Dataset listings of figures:
* start *

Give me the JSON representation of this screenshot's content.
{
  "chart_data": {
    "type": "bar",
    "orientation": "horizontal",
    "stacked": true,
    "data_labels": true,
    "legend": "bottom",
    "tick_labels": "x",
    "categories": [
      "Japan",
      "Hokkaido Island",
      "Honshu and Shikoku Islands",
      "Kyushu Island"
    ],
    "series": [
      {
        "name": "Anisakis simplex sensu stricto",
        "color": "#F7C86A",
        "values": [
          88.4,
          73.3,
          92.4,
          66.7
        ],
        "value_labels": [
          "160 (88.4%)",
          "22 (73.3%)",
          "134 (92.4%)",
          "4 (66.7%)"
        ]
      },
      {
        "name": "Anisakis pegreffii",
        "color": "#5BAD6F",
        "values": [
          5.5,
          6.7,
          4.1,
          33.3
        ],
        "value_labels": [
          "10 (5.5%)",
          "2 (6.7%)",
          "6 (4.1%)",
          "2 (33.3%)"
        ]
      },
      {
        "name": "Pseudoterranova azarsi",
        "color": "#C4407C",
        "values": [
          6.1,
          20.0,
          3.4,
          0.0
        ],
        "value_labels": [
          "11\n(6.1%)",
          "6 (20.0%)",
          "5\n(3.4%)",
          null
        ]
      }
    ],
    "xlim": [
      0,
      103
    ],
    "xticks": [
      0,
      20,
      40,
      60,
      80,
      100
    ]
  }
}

* end *
* start *

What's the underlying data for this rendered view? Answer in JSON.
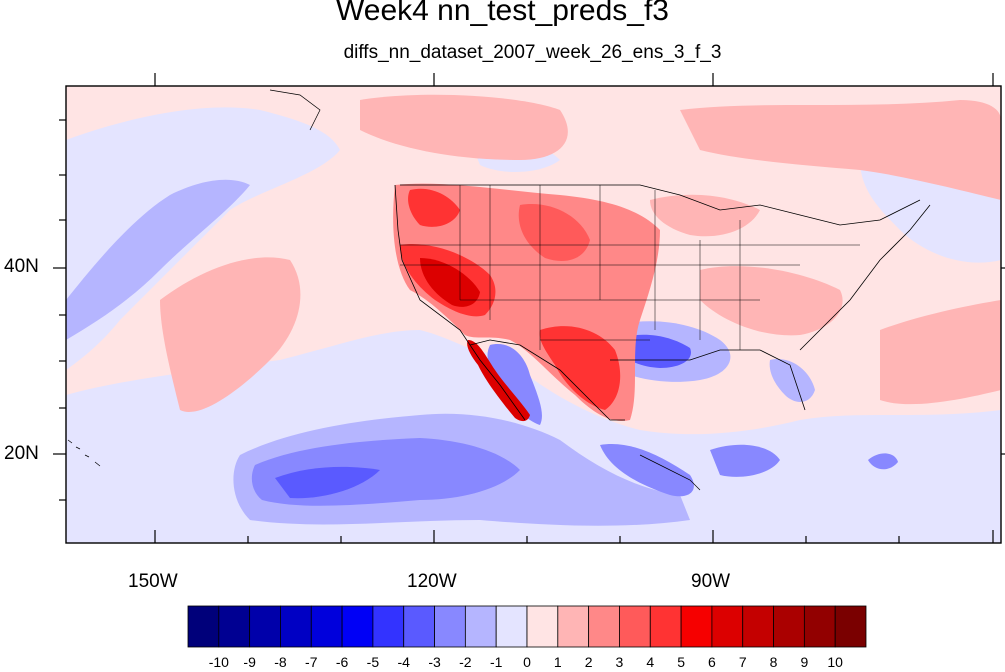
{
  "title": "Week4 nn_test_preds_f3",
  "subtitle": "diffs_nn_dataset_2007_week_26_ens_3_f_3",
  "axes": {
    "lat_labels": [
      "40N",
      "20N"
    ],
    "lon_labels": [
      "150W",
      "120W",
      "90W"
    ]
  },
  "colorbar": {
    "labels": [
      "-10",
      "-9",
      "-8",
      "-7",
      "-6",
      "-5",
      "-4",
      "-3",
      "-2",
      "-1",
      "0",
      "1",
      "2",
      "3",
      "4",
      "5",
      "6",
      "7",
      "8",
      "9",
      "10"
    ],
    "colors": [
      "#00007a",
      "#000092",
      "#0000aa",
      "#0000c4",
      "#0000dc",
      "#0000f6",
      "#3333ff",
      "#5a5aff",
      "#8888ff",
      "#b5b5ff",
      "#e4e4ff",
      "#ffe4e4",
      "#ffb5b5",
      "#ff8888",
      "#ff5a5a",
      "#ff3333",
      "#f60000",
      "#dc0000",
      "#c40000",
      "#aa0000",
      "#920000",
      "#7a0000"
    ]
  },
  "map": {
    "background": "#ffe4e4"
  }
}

* end *
* start *

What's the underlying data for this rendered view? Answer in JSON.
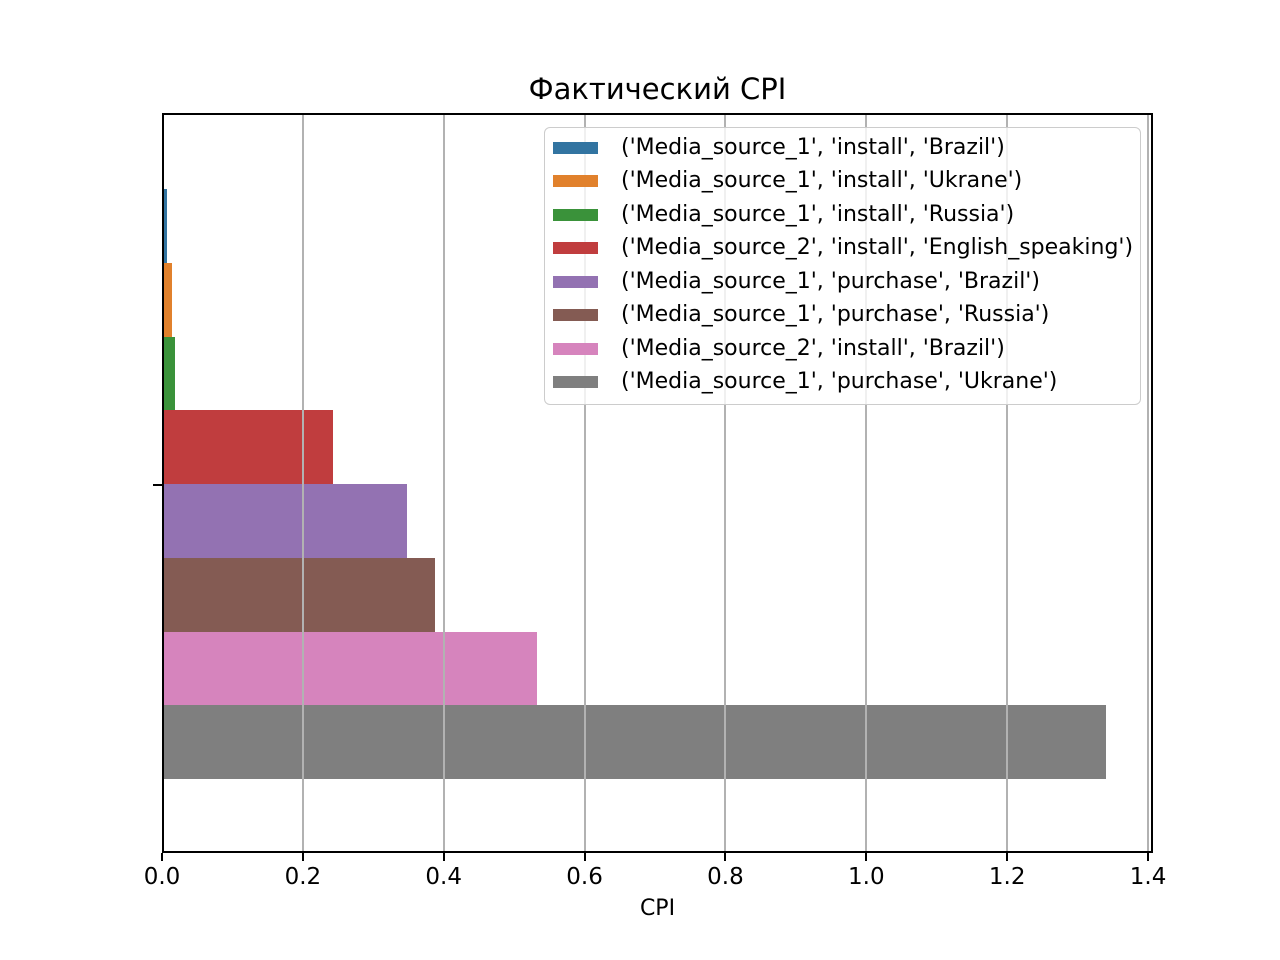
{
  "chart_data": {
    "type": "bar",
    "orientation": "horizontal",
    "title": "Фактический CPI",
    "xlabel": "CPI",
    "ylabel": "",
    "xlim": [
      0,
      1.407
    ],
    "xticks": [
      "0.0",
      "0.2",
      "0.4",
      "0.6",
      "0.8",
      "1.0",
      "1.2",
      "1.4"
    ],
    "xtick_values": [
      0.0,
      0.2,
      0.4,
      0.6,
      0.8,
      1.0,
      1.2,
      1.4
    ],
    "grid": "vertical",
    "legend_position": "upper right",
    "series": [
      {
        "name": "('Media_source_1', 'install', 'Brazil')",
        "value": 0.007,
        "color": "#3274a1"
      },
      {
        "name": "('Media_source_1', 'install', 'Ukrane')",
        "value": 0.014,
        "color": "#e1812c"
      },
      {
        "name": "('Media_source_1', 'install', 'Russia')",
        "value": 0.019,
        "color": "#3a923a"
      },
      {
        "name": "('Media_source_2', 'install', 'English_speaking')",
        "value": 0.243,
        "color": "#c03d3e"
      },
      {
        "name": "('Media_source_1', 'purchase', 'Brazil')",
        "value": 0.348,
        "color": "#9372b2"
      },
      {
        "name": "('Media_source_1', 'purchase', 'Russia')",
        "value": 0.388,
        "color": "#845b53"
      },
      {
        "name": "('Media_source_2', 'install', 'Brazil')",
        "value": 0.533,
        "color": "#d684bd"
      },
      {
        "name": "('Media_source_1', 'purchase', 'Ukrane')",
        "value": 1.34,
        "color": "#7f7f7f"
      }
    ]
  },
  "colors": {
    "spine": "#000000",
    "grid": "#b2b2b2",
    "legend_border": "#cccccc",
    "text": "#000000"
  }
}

* end *

WHAT IS REQUIRED:
Pull every line containing "Anisakis" from the data.

TASK RESPONSE:
        "name": "Anisakis simplex sensu stricto",
        "name": "Anisakis pegreffii",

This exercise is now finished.